(Collected data)
(begin)

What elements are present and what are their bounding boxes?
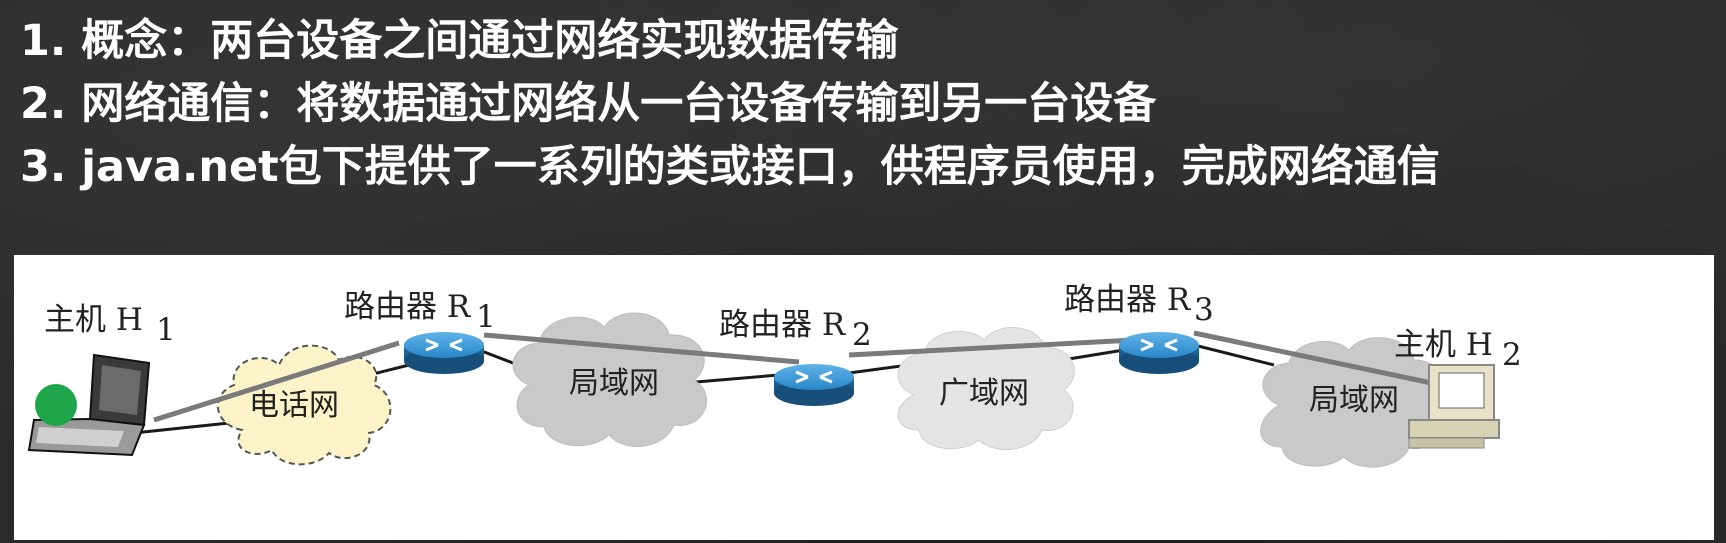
host2-sub: 2 — [1502, 337, 1522, 373]
host1-sub: 1 — [156, 312, 176, 348]
host1-label: 主机 H — [44, 302, 143, 338]
router-icon — [774, 364, 854, 406]
router1-sub: 1 — [476, 299, 496, 335]
cursor-indicator-icon — [35, 384, 77, 426]
bullet-java-net: 3. java.net包下提供了一系列的类或接口，供程序员使用，完成网络通信 — [20, 142, 1440, 192]
phone-network-label: 电话网 — [249, 388, 339, 423]
router2-sub: 2 — [852, 317, 872, 353]
lan-label-2: 局域网 — [1309, 383, 1399, 418]
host2-label: 主机 H — [1394, 327, 1493, 363]
router3-sub: 3 — [1194, 292, 1214, 328]
router-icon — [1119, 332, 1199, 374]
lan-cloud-1: 局域网 — [512, 312, 707, 447]
phone-network-cloud: 电话网 — [216, 344, 392, 466]
bullet-concept: 1. 概念：两台设备之间通过网络实现数据传输 — [20, 16, 899, 66]
router1-label: 路由器 R — [344, 289, 472, 325]
network-diagram: 电话网 局域网 广域网 局域网 路由器 R 1 路由器 R 2 路由器 R 3 … — [14, 255, 1714, 540]
router-icon — [404, 332, 484, 374]
router2-label: 路由器 R — [719, 307, 847, 343]
wan-label: 广域网 — [939, 376, 1029, 411]
lan-label-1: 局域网 — [569, 366, 659, 401]
bullet-network-communication: 2. 网络通信：将数据通过网络从一台设备传输到另一台设备 — [20, 79, 1157, 129]
concept-bullet-list: 1. 概念：两台设备之间通过网络实现数据传输 2. 网络通信：将数据通过网络从一… — [20, 10, 1710, 199]
router3-label: 路由器 R — [1064, 282, 1192, 318]
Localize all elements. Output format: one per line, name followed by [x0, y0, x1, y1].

(end)

◆ WHAT IS EXPECTED ◆
Rewrite all of the collected data with every "router-icon" switched to "router-symbol" and everything else left as it is. Leave the pictures out of your answer.

◆ EXERCISE OUTPUT ◆
What elements are present and what are their bounding boxes?
host2-sub: 2 — [1502, 337, 1522, 373]
host1-sub: 1 — [156, 312, 176, 348]
host1-label: 主机 H — [44, 302, 143, 338]
router-symbol — [774, 364, 854, 406]
router1-sub: 1 — [476, 299, 496, 335]
cursor-indicator-icon — [35, 384, 77, 426]
bullet-java-net: 3. java.net包下提供了一系列的类或接口，供程序员使用，完成网络通信 — [20, 142, 1440, 192]
phone-network-label: 电话网 — [249, 388, 339, 423]
router2-sub: 2 — [852, 317, 872, 353]
lan-label-2: 局域网 — [1309, 383, 1399, 418]
host2-label: 主机 H — [1394, 327, 1493, 363]
router3-sub: 3 — [1194, 292, 1214, 328]
router-symbol — [1119, 332, 1199, 374]
lan-cloud-1: 局域网 — [512, 312, 707, 447]
phone-network-cloud: 电话网 — [216, 344, 392, 466]
bullet-concept: 1. 概念：两台设备之间通过网络实现数据传输 — [20, 16, 899, 66]
router1-label: 路由器 R — [344, 289, 472, 325]
network-diagram: 电话网 局域网 广域网 局域网 路由器 R 1 路由器 R 2 路由器 R 3 … — [14, 255, 1714, 540]
router-symbol — [404, 332, 484, 374]
router2-label: 路由器 R — [719, 307, 847, 343]
wan-label: 广域网 — [939, 376, 1029, 411]
lan-label-1: 局域网 — [569, 366, 659, 401]
bullet-network-communication: 2. 网络通信：将数据通过网络从一台设备传输到另一台设备 — [20, 79, 1157, 129]
concept-bullet-list: 1. 概念：两台设备之间通过网络实现数据传输 2. 网络通信：将数据通过网络从一… — [20, 10, 1710, 199]
router3-label: 路由器 R — [1064, 282, 1192, 318]
Localize all elements. Output format: one per line, name followed by [x0, y0, x1, y1].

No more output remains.